● Instructions to follow: In the material below, list every line carrying the string "caption".

● Some records:
- - - - -
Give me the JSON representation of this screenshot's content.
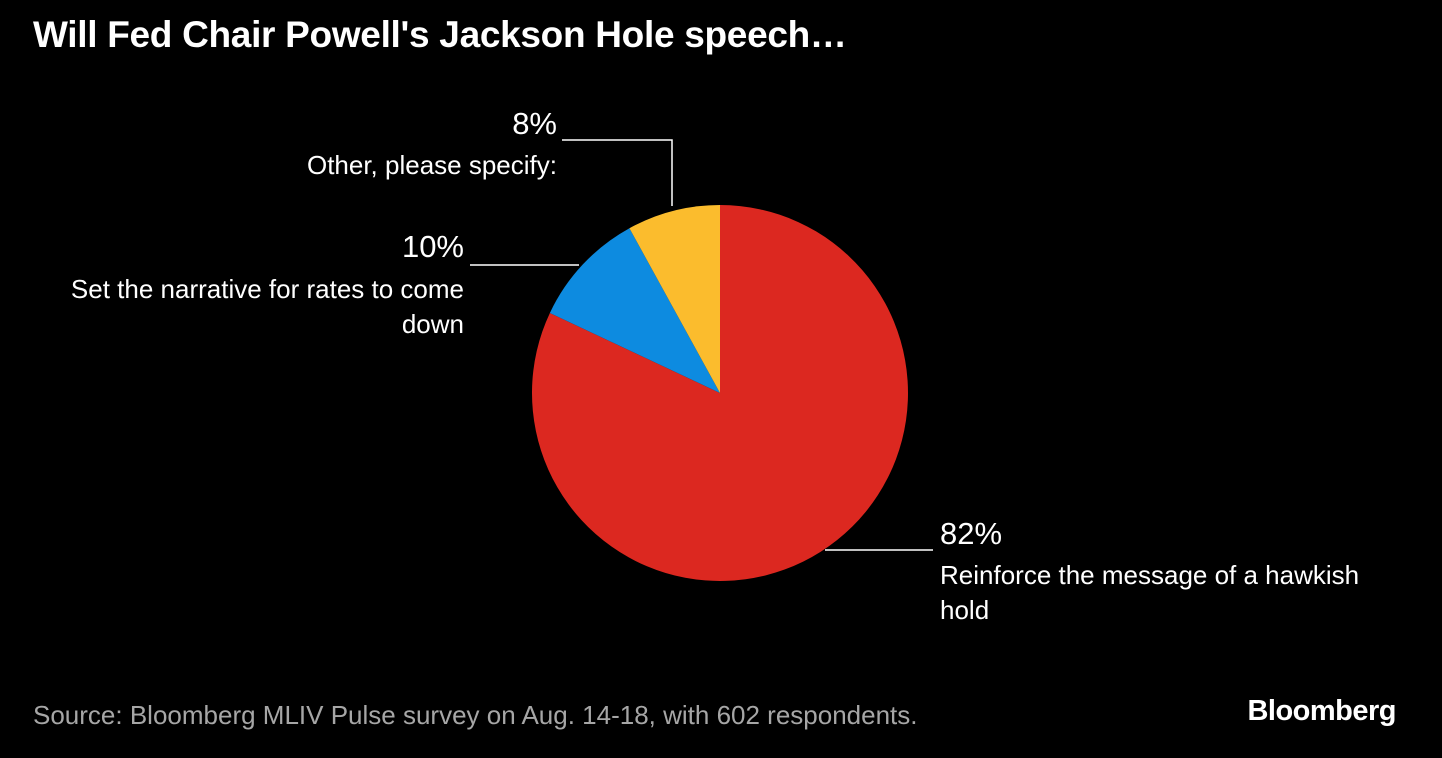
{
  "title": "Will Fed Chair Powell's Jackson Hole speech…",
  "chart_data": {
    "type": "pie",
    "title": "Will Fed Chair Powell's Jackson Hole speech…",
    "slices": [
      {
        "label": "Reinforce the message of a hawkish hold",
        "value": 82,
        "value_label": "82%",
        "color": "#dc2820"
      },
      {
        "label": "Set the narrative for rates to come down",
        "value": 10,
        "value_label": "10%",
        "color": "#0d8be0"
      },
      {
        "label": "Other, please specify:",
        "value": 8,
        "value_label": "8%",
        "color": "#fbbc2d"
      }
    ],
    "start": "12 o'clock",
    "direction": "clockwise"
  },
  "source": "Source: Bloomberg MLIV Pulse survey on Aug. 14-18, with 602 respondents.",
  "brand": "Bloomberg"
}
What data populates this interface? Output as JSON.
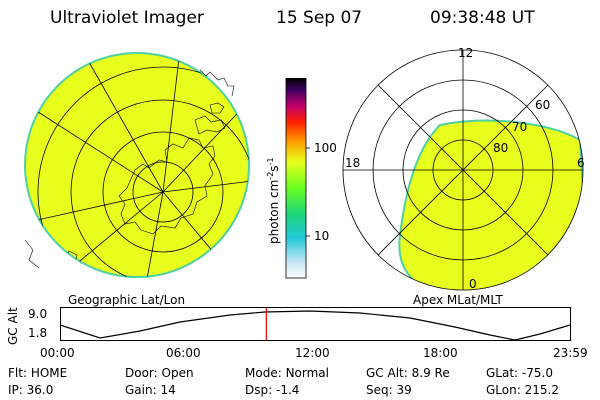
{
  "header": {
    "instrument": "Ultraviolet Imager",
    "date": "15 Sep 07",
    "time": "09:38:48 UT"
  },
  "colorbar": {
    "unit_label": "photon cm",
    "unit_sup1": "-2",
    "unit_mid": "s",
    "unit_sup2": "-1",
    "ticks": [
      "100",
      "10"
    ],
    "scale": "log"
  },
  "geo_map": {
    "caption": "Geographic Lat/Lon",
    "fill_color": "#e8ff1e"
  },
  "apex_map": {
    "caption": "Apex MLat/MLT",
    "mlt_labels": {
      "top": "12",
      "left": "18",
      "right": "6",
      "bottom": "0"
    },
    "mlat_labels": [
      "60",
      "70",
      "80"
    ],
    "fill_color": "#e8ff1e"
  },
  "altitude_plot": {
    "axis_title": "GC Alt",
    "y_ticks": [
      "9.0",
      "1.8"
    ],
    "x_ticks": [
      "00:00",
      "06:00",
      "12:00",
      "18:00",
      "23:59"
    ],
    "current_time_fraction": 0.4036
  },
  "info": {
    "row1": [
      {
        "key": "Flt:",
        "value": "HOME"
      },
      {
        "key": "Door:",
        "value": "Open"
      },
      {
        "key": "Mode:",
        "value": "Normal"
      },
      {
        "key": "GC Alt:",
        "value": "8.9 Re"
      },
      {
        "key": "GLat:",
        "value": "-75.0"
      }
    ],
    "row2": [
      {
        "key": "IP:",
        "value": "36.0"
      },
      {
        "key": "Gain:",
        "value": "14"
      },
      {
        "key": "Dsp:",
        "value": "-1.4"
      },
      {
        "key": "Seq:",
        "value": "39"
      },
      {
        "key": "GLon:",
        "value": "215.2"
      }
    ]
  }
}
- - - - -
● Result for this task:
    "caption": "Geographic Lat/Lon",
    "caption": "Apex MLat/MLT",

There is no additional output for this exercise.